**Stored entries**
[start]
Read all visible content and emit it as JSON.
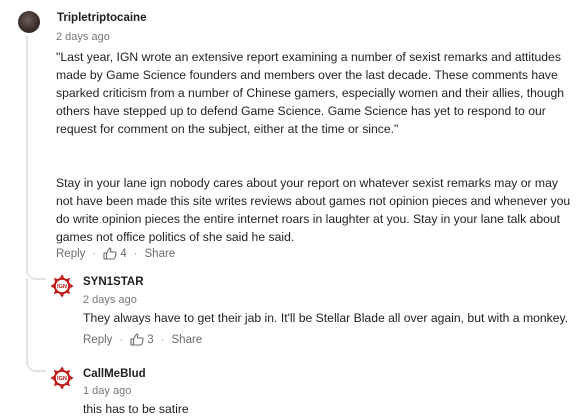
{
  "comments": [
    {
      "username": "Tripletriptocaine",
      "timestamp": "2 days ago",
      "avatar": "user-photo",
      "paragraphs": [
        "\"Last year, IGN wrote an extensive report examining a number of sexist remarks and attitudes made by Game Science founders and members over the last decade. These comments have sparked criticism from a number of Chinese gamers, especially women and their allies, though others have stepped up to defend Game Science. Game Science has yet to respond to our request for comment on the subject, either at the time or since.\"",
        "Stay in your lane ign nobody cares about your report on whatever sexist remarks may or may not have been made this site writes reviews about games not opinion pieces and whenever you do write opinion pieces the entire internet roars in laughter at you. Stay in your lane talk about games not office politics of she said he said."
      ],
      "actions": {
        "reply": "Reply",
        "likes": "4",
        "share": "Share"
      }
    },
    {
      "username": "SYN1STAR",
      "timestamp": "2 days ago",
      "avatar": "ign-logo",
      "paragraphs": [
        "They always have to get their jab in. It'll be Stellar Blade all over again, but with a monkey."
      ],
      "actions": {
        "reply": "Reply",
        "likes": "3",
        "share": "Share"
      }
    },
    {
      "username": "CallMeBlud",
      "timestamp": "1 day ago",
      "avatar": "ign-logo",
      "paragraphs": [
        "this has to be satire"
      ]
    }
  ],
  "colors": {
    "ign_red": "#bf1313",
    "text": "#1f1f1f",
    "muted": "#777777",
    "thread": "#e3e3e3"
  }
}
[end]
**DIRECTIONS FOR THIS TASK**
In the records above, locate each line with the word "username". Copy all such lines.

**COMPLETE OUTPUT**
      "username": "Tripletriptocaine",
      "username": "SYN1STAR",
      "username": "CallMeBlud",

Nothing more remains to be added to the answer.